Records shown:
____
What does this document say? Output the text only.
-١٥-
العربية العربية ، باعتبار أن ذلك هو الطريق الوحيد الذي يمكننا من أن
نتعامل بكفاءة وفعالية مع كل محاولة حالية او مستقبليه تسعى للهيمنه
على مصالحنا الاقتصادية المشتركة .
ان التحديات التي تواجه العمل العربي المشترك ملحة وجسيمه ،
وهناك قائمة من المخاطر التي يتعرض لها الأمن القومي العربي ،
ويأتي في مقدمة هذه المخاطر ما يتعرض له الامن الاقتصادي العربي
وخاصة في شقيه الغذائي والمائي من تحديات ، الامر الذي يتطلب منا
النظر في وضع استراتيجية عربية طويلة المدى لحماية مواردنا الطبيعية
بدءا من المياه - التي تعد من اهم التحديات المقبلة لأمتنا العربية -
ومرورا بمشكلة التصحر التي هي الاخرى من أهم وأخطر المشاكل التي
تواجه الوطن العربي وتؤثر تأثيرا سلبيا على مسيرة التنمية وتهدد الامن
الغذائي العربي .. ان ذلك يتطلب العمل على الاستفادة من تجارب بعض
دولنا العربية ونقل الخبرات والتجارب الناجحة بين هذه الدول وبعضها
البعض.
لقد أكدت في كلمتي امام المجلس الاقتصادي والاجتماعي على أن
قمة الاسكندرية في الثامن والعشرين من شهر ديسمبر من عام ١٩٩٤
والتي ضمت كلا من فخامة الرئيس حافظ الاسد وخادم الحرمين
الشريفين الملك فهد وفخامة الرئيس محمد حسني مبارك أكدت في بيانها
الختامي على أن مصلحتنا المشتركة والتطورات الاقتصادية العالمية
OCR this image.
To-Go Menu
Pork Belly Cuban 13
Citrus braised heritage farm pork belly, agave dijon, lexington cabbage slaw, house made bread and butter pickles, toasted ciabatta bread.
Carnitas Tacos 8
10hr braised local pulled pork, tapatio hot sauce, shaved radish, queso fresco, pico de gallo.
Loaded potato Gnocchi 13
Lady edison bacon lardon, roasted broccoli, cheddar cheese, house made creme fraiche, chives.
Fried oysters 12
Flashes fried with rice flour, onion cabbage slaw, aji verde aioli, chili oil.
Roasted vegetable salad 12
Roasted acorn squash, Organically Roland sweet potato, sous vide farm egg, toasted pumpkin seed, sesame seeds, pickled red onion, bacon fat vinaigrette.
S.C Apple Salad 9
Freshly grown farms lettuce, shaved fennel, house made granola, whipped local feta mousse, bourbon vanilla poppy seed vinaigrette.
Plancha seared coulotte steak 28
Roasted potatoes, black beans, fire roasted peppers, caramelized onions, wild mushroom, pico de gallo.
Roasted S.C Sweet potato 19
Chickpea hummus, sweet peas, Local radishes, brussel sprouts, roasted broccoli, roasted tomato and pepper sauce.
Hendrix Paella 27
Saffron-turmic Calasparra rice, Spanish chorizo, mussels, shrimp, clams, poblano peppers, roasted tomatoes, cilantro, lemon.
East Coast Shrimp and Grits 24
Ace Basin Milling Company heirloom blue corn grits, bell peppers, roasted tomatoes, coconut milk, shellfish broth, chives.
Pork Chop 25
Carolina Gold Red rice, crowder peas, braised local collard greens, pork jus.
____
Read through the lines above and collect those that contain the string "seed".

Task solution:
Roasted acorn squash, Organically Roland sweet potato, sous vide farm egg, toasted pumpkin seed, sesame seeds, pickled red onion, bacon fat vinaigrette.
Freshly grown farms lettuce, shaved fennel, house made granola, whipped local feta mousse, bourbon vanilla poppy seed vinaigrette.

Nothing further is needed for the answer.